== GIVEN INSTRUCTION ==
Reading the listing below, count the lines that contain the word "right" and give that count alone.

==============================

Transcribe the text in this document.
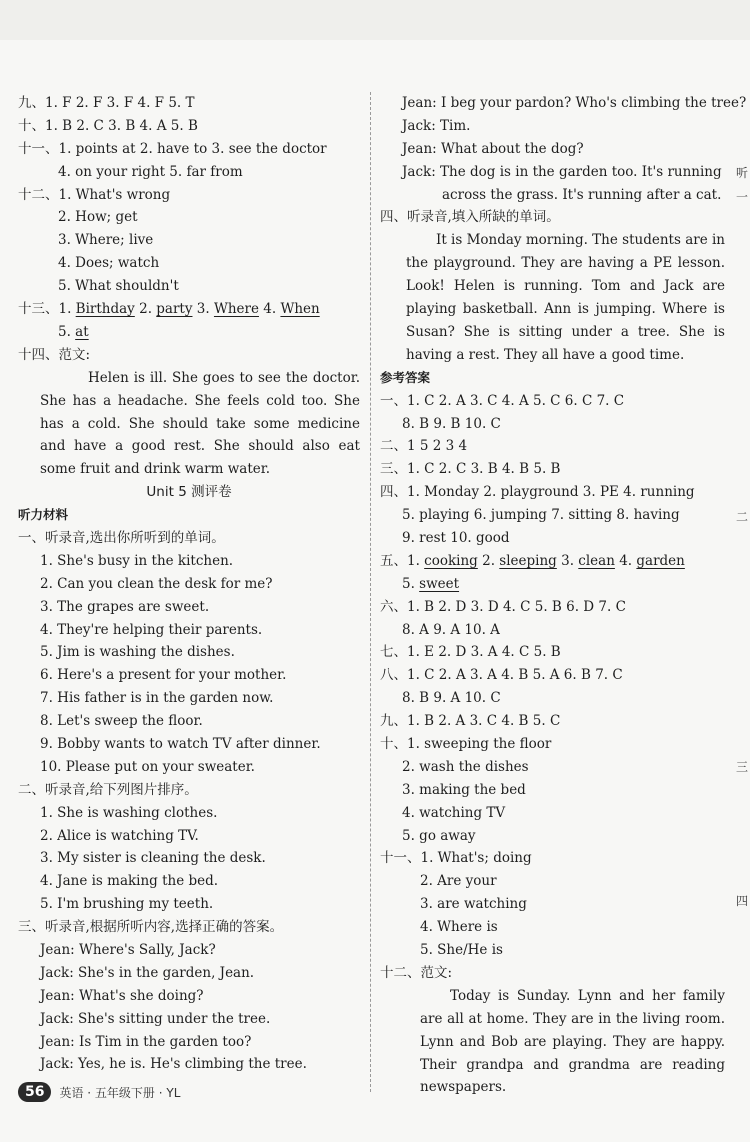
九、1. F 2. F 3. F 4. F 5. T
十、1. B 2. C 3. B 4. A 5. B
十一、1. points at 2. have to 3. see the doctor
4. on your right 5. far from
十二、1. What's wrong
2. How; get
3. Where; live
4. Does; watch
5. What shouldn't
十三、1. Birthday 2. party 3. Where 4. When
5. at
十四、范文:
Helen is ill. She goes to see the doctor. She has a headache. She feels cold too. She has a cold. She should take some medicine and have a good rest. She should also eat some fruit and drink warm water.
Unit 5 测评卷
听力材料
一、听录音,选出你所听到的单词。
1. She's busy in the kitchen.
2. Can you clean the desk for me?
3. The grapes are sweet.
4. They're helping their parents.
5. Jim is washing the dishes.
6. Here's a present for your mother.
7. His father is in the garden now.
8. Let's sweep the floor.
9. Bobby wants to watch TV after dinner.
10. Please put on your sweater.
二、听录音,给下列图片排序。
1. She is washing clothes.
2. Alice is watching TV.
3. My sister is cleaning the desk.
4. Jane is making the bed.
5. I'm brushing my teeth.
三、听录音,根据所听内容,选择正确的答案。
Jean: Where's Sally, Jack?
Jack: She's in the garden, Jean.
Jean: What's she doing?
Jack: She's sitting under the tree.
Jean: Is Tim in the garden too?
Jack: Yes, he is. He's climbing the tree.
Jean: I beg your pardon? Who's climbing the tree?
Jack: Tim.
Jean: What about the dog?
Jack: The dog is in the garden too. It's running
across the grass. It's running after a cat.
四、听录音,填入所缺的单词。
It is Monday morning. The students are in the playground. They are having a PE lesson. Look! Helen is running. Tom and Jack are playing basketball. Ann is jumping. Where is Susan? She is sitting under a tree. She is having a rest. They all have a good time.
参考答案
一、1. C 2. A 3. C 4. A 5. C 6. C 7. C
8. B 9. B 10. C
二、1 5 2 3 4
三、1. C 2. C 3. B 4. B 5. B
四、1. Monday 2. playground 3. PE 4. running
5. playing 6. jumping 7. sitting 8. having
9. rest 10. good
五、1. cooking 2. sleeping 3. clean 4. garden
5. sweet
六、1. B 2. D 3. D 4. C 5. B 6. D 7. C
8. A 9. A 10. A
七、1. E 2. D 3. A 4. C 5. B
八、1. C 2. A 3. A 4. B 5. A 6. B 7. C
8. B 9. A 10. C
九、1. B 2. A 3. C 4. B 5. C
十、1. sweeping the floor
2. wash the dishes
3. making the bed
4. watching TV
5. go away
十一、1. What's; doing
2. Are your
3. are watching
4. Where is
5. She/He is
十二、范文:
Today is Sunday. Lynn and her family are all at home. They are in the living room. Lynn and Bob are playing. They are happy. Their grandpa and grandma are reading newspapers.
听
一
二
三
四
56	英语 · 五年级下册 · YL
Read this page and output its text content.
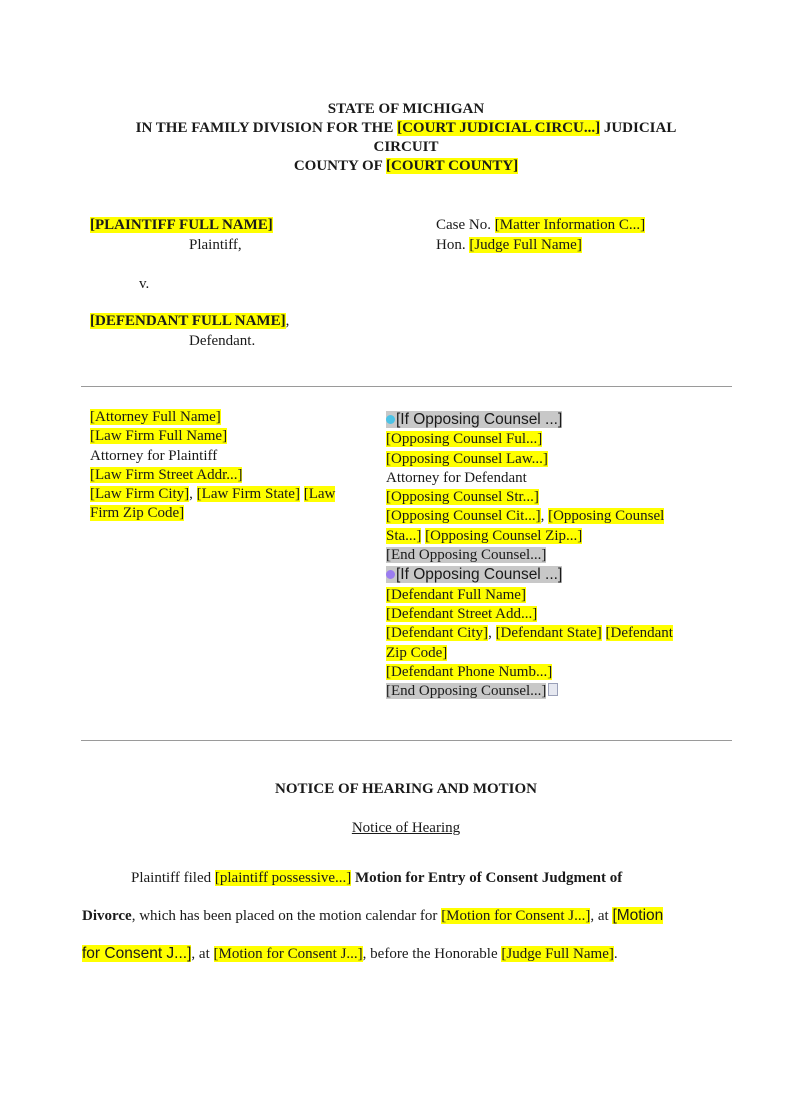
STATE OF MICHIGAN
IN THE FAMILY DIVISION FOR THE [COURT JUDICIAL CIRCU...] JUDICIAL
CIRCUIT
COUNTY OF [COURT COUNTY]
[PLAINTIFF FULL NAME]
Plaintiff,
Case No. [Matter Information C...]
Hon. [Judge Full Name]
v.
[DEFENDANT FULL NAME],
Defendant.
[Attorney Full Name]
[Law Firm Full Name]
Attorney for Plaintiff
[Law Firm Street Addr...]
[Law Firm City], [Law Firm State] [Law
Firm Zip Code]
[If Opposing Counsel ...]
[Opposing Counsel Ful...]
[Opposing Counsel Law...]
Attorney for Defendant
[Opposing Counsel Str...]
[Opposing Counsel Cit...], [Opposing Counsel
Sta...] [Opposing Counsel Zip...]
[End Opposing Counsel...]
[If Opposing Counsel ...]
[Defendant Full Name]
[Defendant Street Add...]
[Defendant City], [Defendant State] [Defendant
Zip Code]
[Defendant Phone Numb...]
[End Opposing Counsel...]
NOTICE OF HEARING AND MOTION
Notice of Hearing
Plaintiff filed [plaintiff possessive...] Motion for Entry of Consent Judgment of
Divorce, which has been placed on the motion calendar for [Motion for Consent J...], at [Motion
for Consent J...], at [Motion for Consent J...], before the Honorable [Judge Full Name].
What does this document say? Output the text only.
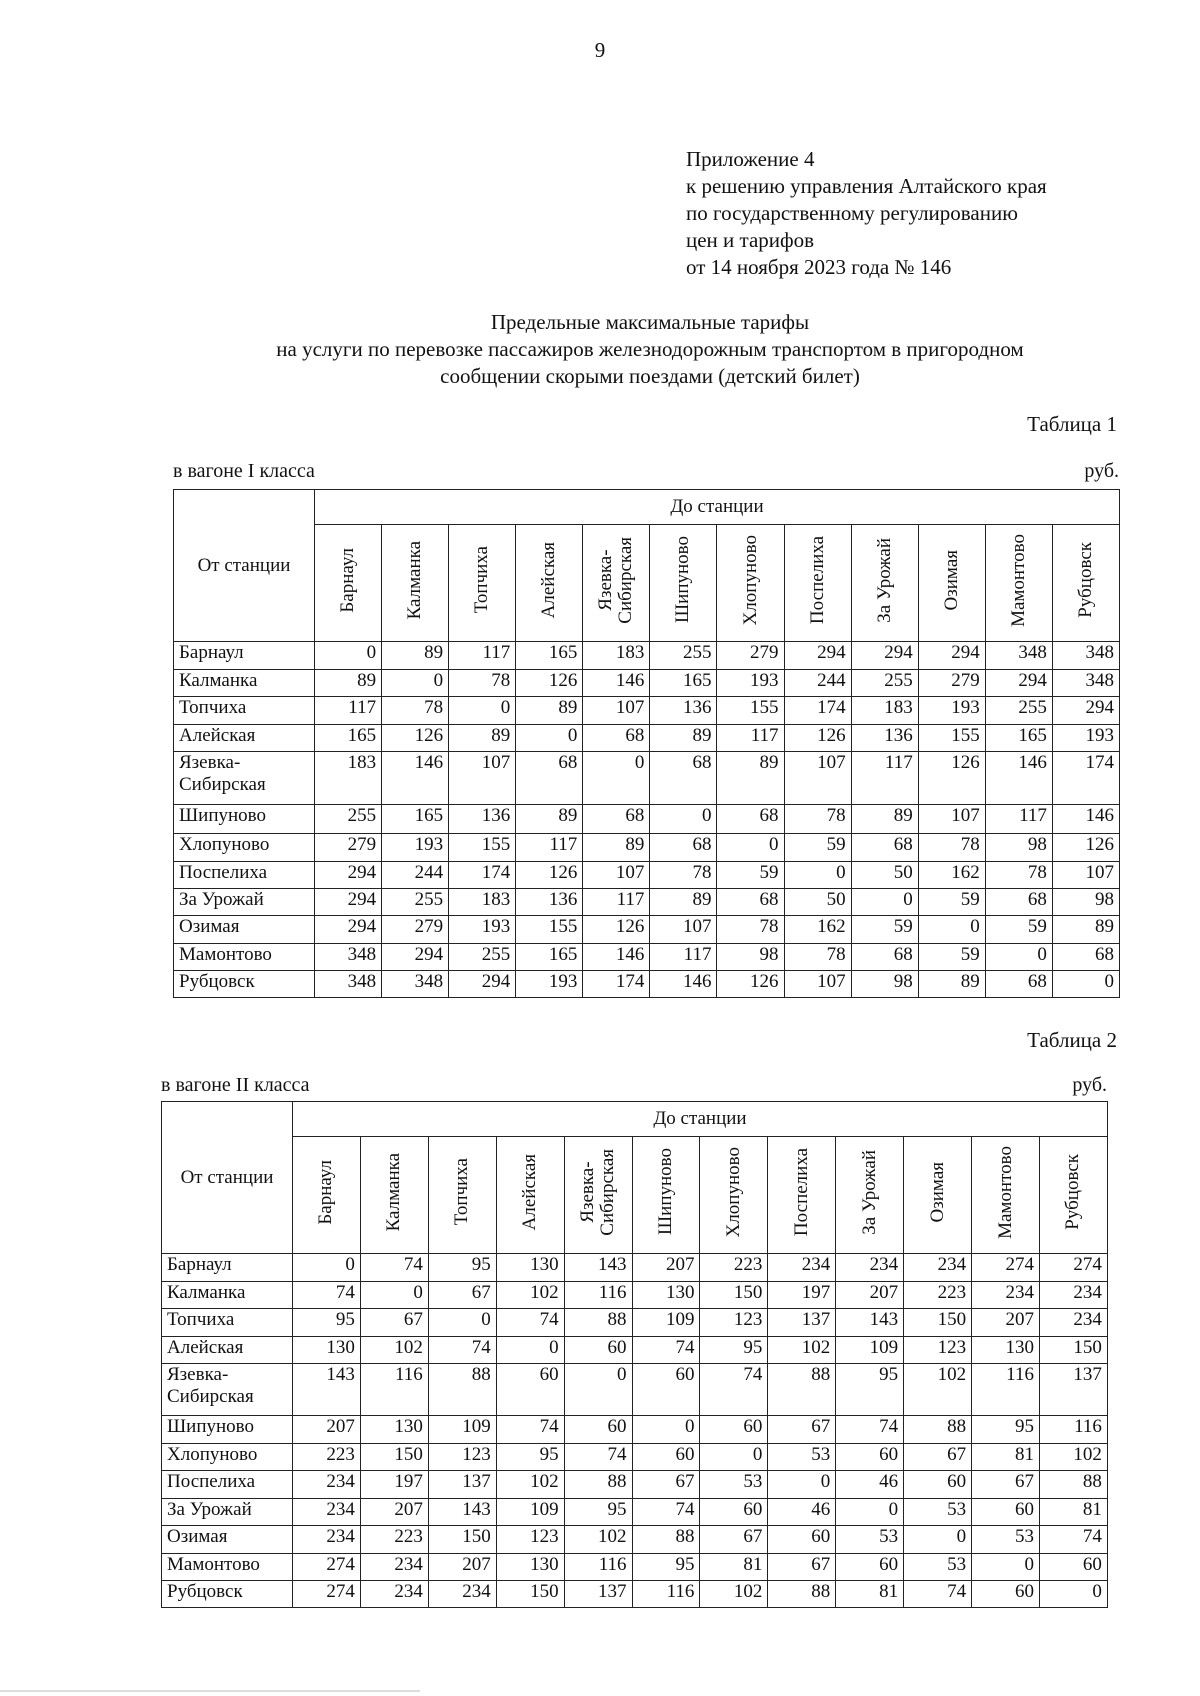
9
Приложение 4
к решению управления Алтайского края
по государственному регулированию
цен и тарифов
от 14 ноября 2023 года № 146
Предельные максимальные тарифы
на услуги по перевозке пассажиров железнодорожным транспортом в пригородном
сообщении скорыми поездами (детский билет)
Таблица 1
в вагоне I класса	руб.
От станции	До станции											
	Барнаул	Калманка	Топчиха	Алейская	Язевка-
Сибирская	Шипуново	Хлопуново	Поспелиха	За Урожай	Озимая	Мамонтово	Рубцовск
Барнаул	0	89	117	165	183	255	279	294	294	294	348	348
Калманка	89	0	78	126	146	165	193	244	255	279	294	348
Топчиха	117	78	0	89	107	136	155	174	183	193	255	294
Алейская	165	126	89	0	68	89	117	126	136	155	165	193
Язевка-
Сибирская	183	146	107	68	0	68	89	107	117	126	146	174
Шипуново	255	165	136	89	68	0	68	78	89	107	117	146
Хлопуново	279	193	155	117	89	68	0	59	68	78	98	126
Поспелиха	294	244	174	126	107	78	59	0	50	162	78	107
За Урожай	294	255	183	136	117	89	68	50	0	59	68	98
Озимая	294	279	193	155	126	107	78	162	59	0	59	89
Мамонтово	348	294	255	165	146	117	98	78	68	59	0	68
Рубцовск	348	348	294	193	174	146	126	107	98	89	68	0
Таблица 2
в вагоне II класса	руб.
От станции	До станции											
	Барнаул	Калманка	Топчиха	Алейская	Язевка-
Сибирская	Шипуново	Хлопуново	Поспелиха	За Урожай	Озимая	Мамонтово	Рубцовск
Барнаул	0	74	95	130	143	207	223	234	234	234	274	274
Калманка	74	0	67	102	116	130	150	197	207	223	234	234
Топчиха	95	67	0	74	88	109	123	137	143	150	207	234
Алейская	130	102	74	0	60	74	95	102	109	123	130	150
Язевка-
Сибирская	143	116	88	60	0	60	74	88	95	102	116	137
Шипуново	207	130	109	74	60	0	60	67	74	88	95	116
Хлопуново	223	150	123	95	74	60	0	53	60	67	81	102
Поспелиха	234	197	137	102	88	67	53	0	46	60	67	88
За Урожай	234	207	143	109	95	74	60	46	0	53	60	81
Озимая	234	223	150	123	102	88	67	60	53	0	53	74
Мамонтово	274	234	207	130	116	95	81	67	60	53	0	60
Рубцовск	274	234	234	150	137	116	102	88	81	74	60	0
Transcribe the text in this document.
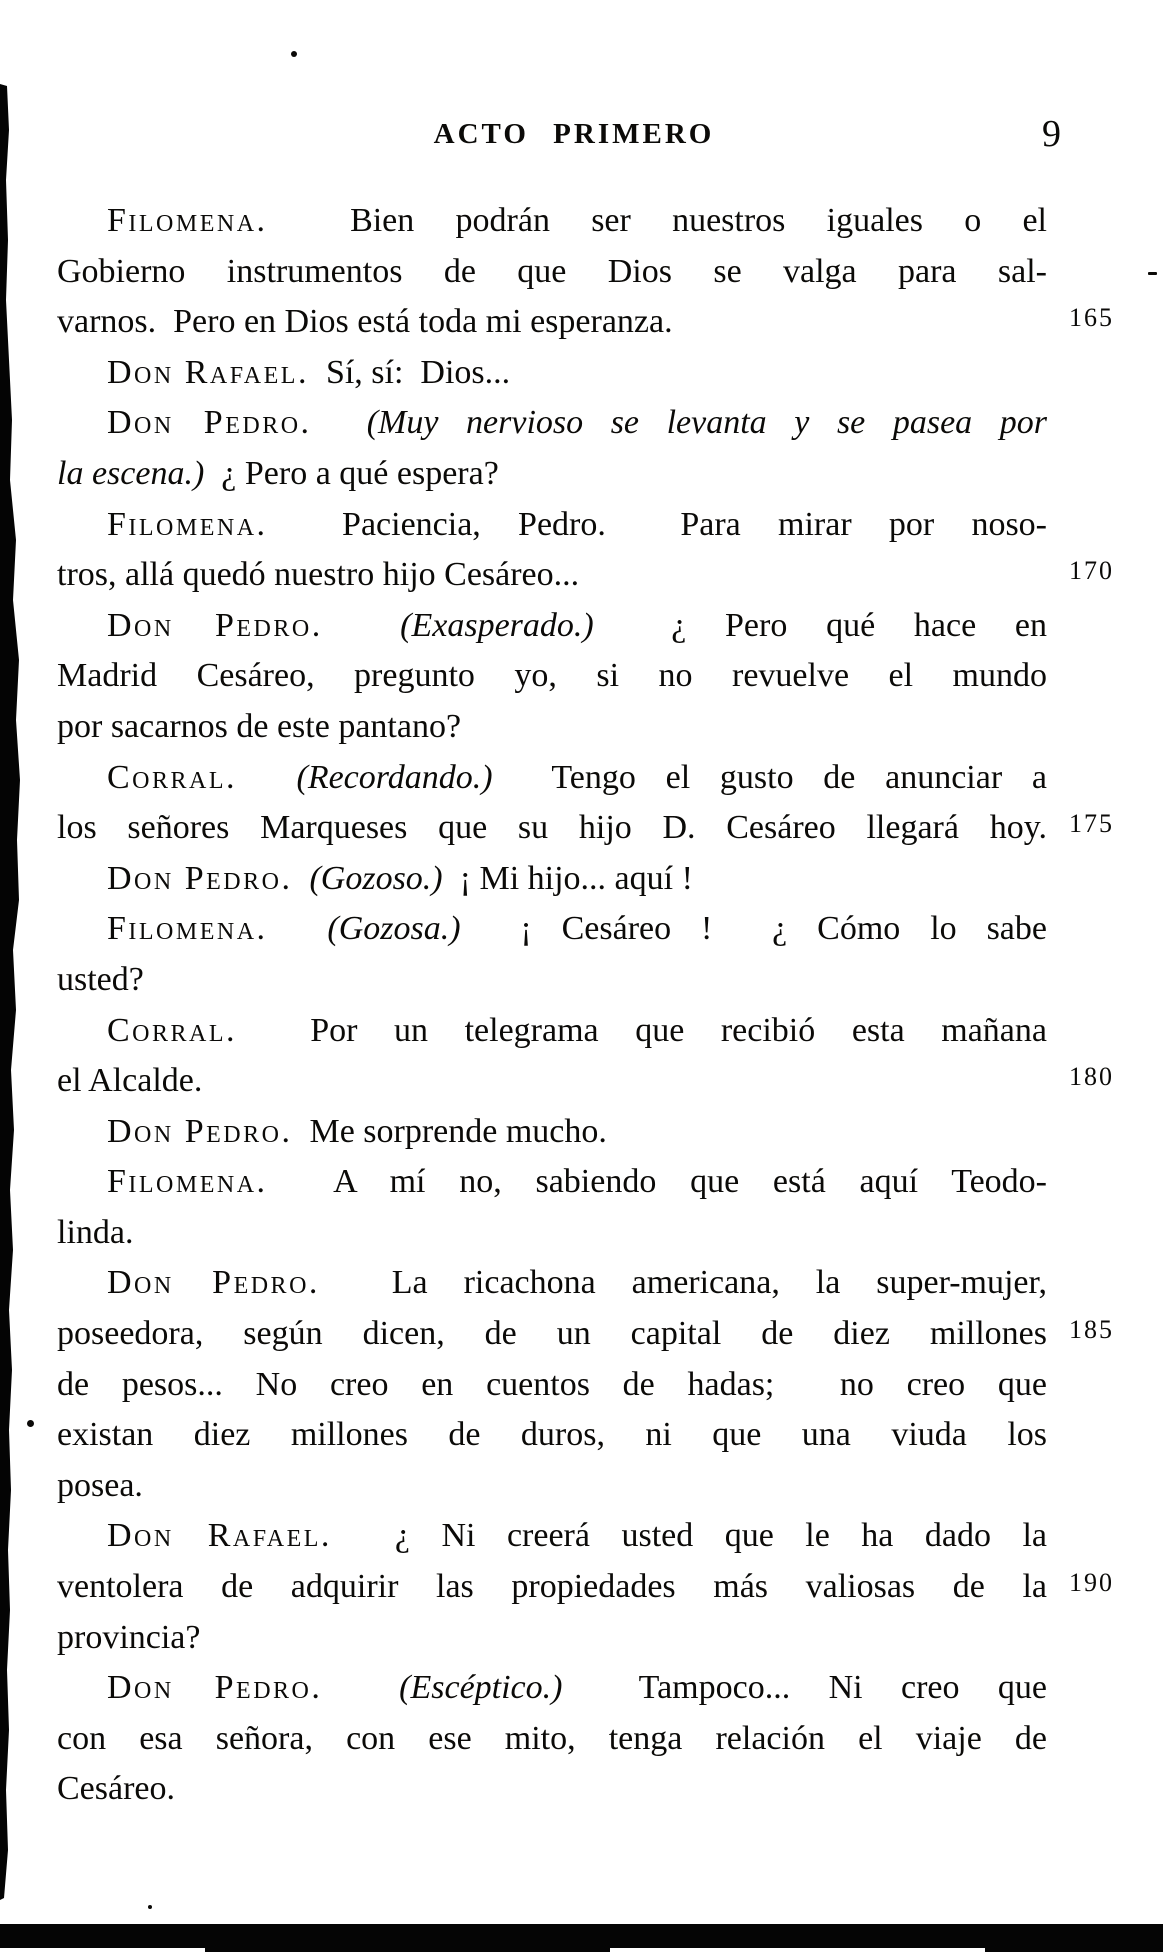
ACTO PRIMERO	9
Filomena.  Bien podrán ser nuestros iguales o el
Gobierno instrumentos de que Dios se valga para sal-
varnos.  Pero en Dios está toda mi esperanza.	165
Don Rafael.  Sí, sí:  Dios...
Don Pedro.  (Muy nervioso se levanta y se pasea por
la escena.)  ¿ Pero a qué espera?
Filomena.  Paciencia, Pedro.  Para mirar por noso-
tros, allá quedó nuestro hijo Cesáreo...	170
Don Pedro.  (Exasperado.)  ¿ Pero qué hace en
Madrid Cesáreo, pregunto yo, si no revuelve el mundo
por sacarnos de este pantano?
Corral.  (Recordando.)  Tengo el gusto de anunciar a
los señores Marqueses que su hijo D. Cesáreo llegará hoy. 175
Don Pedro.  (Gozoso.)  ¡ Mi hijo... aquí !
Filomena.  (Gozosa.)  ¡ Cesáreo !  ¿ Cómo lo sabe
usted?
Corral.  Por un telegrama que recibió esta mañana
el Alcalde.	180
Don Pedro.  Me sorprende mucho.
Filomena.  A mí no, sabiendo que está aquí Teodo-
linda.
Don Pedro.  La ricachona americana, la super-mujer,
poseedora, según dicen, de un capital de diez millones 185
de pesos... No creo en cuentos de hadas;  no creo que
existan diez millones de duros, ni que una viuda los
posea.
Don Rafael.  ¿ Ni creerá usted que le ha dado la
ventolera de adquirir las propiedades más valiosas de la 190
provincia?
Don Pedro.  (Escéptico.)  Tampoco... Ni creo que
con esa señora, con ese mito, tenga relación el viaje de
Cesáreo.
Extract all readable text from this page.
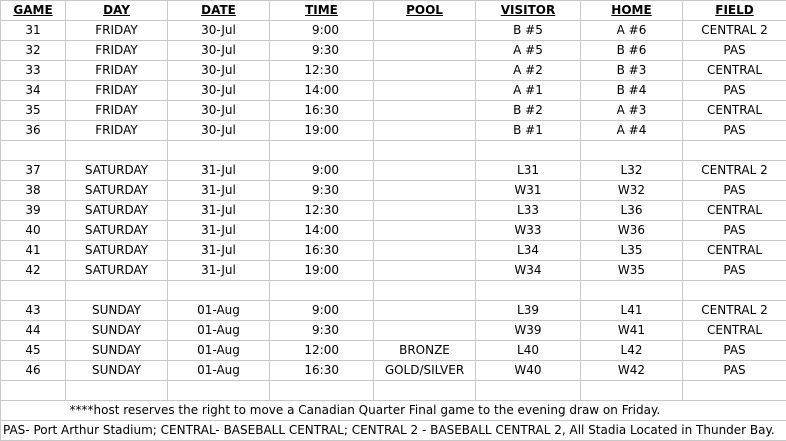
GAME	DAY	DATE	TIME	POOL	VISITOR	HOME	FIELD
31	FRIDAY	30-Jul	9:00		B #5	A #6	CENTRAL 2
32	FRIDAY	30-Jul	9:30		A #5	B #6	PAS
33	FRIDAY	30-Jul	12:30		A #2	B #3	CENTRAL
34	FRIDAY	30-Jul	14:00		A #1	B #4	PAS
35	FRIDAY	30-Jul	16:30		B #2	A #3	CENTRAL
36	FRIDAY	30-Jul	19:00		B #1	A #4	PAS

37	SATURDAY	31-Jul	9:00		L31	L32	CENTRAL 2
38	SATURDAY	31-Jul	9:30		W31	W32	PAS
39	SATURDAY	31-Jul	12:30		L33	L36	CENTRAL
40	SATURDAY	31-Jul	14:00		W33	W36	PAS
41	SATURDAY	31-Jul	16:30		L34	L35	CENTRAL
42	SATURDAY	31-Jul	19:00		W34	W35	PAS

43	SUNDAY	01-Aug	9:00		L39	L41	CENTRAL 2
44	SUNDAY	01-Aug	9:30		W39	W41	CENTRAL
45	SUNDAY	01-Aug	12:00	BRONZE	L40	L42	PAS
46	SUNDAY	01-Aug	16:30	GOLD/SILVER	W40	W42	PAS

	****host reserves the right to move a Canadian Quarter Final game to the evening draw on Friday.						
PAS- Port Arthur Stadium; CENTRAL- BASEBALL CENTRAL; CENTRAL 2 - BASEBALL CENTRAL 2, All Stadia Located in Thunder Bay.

==============================

== THE COMPLETED TASK ==
2